> [Set task] Give the listing again in full, exactly as written.

-------- Given data --------

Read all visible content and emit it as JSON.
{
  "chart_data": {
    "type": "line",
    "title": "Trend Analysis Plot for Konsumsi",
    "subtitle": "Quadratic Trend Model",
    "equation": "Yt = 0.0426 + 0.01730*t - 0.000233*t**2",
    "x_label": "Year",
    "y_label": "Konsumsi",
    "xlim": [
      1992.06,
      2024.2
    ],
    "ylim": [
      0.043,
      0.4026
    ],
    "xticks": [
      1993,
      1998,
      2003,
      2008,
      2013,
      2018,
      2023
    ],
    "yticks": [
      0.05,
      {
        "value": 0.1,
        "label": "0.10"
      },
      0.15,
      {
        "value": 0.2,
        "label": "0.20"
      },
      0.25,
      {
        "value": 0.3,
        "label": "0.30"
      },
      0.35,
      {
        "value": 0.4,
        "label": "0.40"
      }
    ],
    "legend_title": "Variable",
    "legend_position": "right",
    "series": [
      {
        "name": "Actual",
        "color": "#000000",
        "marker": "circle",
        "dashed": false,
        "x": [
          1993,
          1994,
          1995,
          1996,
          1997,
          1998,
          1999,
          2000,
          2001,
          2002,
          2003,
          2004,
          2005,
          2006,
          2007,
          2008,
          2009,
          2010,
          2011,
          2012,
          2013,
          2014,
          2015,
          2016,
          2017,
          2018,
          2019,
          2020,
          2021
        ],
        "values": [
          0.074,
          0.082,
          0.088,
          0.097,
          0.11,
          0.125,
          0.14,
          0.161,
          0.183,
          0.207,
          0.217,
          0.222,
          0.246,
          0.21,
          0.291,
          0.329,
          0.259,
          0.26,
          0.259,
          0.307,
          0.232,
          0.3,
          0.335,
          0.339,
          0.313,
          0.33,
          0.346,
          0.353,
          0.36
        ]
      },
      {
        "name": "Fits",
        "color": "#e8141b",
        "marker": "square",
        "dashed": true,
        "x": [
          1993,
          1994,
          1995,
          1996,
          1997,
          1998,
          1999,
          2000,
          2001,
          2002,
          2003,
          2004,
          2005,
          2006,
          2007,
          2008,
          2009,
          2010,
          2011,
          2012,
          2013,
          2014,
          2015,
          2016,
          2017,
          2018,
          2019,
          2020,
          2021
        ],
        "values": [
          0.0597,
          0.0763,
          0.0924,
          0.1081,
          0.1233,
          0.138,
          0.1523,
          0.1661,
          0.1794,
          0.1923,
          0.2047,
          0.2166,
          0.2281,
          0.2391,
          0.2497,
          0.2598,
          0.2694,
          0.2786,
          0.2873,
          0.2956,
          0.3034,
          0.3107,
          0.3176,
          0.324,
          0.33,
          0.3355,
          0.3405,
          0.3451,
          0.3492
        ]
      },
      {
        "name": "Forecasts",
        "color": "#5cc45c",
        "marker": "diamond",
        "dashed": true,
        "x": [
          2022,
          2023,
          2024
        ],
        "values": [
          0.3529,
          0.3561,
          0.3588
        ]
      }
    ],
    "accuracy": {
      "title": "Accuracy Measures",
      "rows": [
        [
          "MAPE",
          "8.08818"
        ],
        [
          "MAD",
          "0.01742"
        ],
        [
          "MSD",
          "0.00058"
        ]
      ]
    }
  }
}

--------

> [Result]
Read all visible content and emit it as JSON.
{
  "chart_data": {
    "type": "line",
    "title": "Trend Analysis Plot for Konsumsi",
    "subtitle": "Quadratic Trend Model",
    "equation": "Yt = 0.0426 + 0.01730*t - 0.000233*t**2",
    "x_label": "Year",
    "y_label": "Konsumsi",
    "xlim": [
      1992.06,
      2024.2
    ],
    "ylim": [
      0.043,
      0.4026
    ],
    "xticks": [
      1993,
      1998,
      2003,
      2008,
      2013,
      2018,
      2023
    ],
    "yticks": [
      0.05,
      {
        "value": 0.1,
        "label": "0.10"
      },
      0.15,
      {
        "value": 0.2,
        "label": "0.20"
      },
      0.25,
      {
        "value": 0.3,
        "label": "0.30"
      },
      0.35,
      {
        "value": 0.4,
        "label": "0.40"
      }
    ],
    "legend_title": "Variable",
    "legend_position": "right",
    "series": [
      {
        "name": "Actual",
        "color": "#000000",
        "marker": "circle",
        "dashed": false,
        "x": [
          1993,
          1994,
          1995,
          1996,
          1997,
          1998,
          1999,
          2000,
          2001,
          2002,
          2003,
          2004,
          2005,
          2006,
          2007,
          2008,
          2009,
          2010,
          2011,
          2012,
          2013,
          2014,
          2015,
          2016,
          2017,
          2018,
          2019,
          2020,
          2021
        ],
        "values": [
          0.074,
          0.082,
          0.088,
          0.097,
          0.11,
          0.125,
          0.14,
          0.161,
          0.183,
          0.207,
          0.217,
          0.222,
          0.246,
          0.21,
          0.291,
          0.329,
          0.259,
          0.26,
          0.259,
          0.307,
          0.232,
          0.3,
          0.335,
          0.339,
          0.313,
          0.33,
          0.346,
          0.353,
          0.36
        ]
      },
      {
        "name": "Fits",
        "color": "#e8141b",
        "marker": "square",
        "dashed": true,
        "x": [
          1993,
          1994,
          1995,
          1996,
          1997,
          1998,
          1999,
          2000,
          2001,
          2002,
          2003,
          2004,
          2005,
          2006,
          2007,
          2008,
          2009,
          2010,
          2011,
          2012,
          2013,
          2014,
          2015,
          2016,
          2017,
          2018,
          2019,
          2020,
          2021
        ],
        "values": [
          0.0597,
          0.0763,
          0.0924,
          0.1081,
          0.1233,
          0.138,
          0.1523,
          0.1661,
          0.1794,
          0.1923,
          0.2047,
          0.2166,
          0.2281,
          0.2391,
          0.2497,
          0.2598,
          0.2694,
          0.2786,
          0.2873,
          0.2956,
          0.3034,
          0.3107,
          0.3176,
          0.324,
          0.33,
          0.3355,
          0.3405,
          0.3451,
          0.3492
        ]
      },
      {
        "name": "Forecasts",
        "color": "#5cc45c",
        "marker": "diamond",
        "dashed": true,
        "x": [
          2022,
          2023,
          2024
        ],
        "values": [
          0.3529,
          0.3561,
          0.3588
        ]
      }
    ],
    "accuracy": {
      "title": "Accuracy Measures",
      "rows": [
        [
          "MAPE",
          "8.08818"
        ],
        [
          "MAD",
          "0.01742"
        ],
        [
          "MSD",
          "0.00058"
        ]
      ]
    }
  }
}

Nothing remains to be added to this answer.